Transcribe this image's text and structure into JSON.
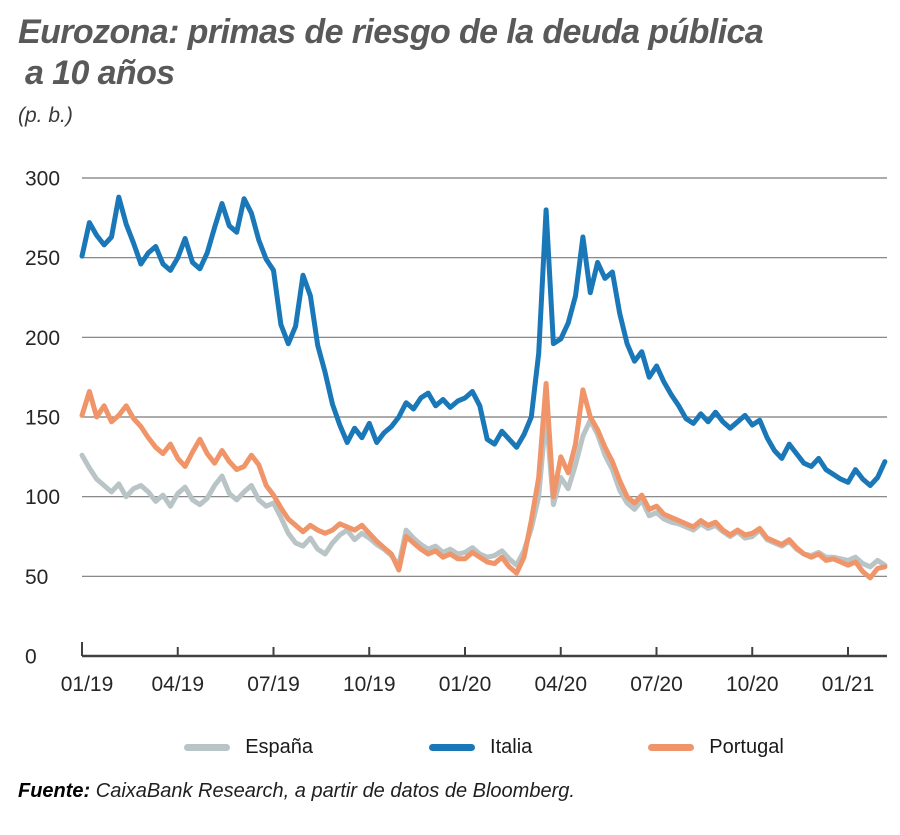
{
  "header": {
    "title_line1": "Eurozona: primas de riesgo de la deuda pública",
    "title_line2": "a 10 años",
    "unit": "(p. b.)"
  },
  "footer": {
    "source_label": "Fuente:",
    "source_text": " CaixaBank Research, a partir de datos de Bloomberg."
  },
  "legend": {
    "position": "bottom",
    "items": [
      {
        "label": "España",
        "color": "#b9c4c6"
      },
      {
        "label": "Italia",
        "color": "#1a78b8"
      },
      {
        "label": "Portugal",
        "color": "#ef9569"
      }
    ]
  },
  "chart_data": {
    "type": "line",
    "title": "Eurozona: primas de riesgo de la deuda pública a 10 años",
    "ylabel": "(p. b.)",
    "xlabel": "",
    "grid": "horizontal-only",
    "gridline_color": "#7a7a7a",
    "axis_color": "#404040",
    "tick_text_color": "#262626",
    "ylim": [
      0,
      300
    ],
    "y_ticks": [
      0,
      50,
      100,
      150,
      200,
      250,
      300
    ],
    "x_unit": "months since 2019-01",
    "x_range_months": [
      0,
      25.2
    ],
    "x_step_months": 0.2308,
    "x_ticks": {
      "positions_months": [
        0,
        3,
        6,
        9,
        12,
        15,
        18,
        21,
        24
      ],
      "labels": [
        "01/19",
        "04/19",
        "07/19",
        "10/19",
        "01/20",
        "04/20",
        "07/20",
        "10/20",
        "01/21"
      ]
    },
    "sampling": "weekly values, Jan 2019 - early Feb 2021",
    "series": [
      {
        "name": "España",
        "color": "#b9c4c6",
        "values": [
          126,
          118,
          111,
          107,
          103,
          108,
          100,
          105,
          107,
          103,
          97,
          101,
          94,
          102,
          106,
          98,
          95,
          99,
          107,
          113,
          102,
          98,
          103,
          107,
          98,
          94,
          96,
          87,
          77,
          71,
          69,
          74,
          67,
          64,
          71,
          76,
          79,
          73,
          77,
          74,
          70,
          67,
          63,
          57,
          79,
          74,
          70,
          67,
          69,
          65,
          67,
          64,
          65,
          68,
          64,
          62,
          63,
          66,
          61,
          57,
          66,
          80,
          100,
          152,
          95,
          112,
          105,
          120,
          138,
          148,
          139,
          126,
          117,
          104,
          96,
          92,
          98,
          88,
          90,
          86,
          84,
          83,
          81,
          79,
          83,
          80,
          82,
          78,
          75,
          78,
          74,
          75,
          79,
          73,
          71,
          69,
          72,
          67,
          64,
          63,
          65,
          62,
          62,
          61,
          60,
          62,
          58,
          56,
          60,
          57
        ]
      },
      {
        "name": "Italia",
        "color": "#1a78b8",
        "values": [
          251,
          272,
          264,
          258,
          263,
          288,
          271,
          259,
          246,
          253,
          257,
          246,
          242,
          250,
          262,
          247,
          243,
          253,
          269,
          284,
          270,
          266,
          287,
          278,
          261,
          249,
          242,
          208,
          196,
          207,
          239,
          226,
          195,
          178,
          158,
          145,
          134,
          143,
          137,
          146,
          134,
          140,
          144,
          150,
          159,
          155,
          162,
          165,
          157,
          161,
          156,
          160,
          162,
          166,
          157,
          136,
          133,
          141,
          136,
          131,
          139,
          150,
          190,
          280,
          196,
          199,
          209,
          226,
          263,
          228,
          247,
          237,
          241,
          215,
          196,
          185,
          191,
          175,
          182,
          172,
          164,
          157,
          149,
          146,
          152,
          147,
          153,
          147,
          143,
          147,
          151,
          145,
          148,
          137,
          129,
          124,
          133,
          127,
          121,
          119,
          124,
          117,
          114,
          111,
          109,
          117,
          111,
          107,
          112,
          122
        ]
      },
      {
        "name": "Portugal",
        "color": "#ef9569",
        "values": [
          151,
          166,
          150,
          157,
          147,
          151,
          157,
          149,
          144,
          137,
          131,
          127,
          133,
          124,
          119,
          128,
          136,
          127,
          121,
          129,
          122,
          117,
          119,
          126,
          120,
          107,
          101,
          93,
          86,
          82,
          78,
          82,
          79,
          77,
          79,
          83,
          81,
          79,
          82,
          77,
          72,
          68,
          64,
          54,
          75,
          71,
          67,
          64,
          66,
          62,
          64,
          61,
          61,
          65,
          62,
          59,
          58,
          62,
          56,
          52,
          62,
          85,
          112,
          171,
          100,
          125,
          115,
          133,
          167,
          150,
          142,
          131,
          122,
          110,
          100,
          96,
          101,
          92,
          94,
          89,
          87,
          85,
          83,
          81,
          85,
          82,
          84,
          79,
          76,
          79,
          76,
          77,
          80,
          74,
          72,
          70,
          73,
          68,
          64,
          62,
          64,
          60,
          61,
          59,
          57,
          59,
          53,
          49,
          55,
          56
        ]
      }
    ]
  }
}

→ **Direction**
The answer is the number of lines in the preceding material that hold "años"; write that number and nothing else.

→ **Exercise response**
2